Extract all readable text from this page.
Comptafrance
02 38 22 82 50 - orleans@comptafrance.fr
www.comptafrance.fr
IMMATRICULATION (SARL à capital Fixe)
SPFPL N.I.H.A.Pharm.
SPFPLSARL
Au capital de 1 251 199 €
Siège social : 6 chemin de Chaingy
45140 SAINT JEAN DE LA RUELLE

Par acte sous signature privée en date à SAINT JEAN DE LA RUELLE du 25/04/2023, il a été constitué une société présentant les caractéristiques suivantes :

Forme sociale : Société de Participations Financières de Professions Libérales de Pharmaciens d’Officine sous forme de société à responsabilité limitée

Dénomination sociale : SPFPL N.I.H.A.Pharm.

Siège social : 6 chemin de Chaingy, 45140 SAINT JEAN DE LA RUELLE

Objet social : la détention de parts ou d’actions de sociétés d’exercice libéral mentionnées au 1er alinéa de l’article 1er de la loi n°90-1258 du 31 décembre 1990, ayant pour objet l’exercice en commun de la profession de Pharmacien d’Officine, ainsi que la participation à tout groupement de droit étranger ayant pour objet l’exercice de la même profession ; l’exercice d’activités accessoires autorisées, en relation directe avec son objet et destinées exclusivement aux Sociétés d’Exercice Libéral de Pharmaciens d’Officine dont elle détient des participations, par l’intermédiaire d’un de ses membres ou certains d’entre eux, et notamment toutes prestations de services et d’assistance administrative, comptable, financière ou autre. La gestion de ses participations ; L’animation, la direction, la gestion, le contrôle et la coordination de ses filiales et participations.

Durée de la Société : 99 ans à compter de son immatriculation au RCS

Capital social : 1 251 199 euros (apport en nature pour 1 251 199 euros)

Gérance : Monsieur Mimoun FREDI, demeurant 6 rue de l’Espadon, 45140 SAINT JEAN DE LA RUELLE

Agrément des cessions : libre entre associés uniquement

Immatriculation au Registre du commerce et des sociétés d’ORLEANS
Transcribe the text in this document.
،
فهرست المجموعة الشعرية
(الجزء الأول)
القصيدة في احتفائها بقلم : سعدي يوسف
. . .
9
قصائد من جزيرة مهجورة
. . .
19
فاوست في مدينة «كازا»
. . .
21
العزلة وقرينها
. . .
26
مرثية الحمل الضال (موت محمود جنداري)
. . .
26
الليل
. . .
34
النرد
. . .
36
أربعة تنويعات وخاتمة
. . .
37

________________________________________

**What the task requires**
Copy out each line of the listing that holds "Siège".

**Output for this task**
Siège social : 6 chemin de Chaingy
Siège social : 6 chemin de Chaingy, 45140 SAINT JEAN DE LA RUELLE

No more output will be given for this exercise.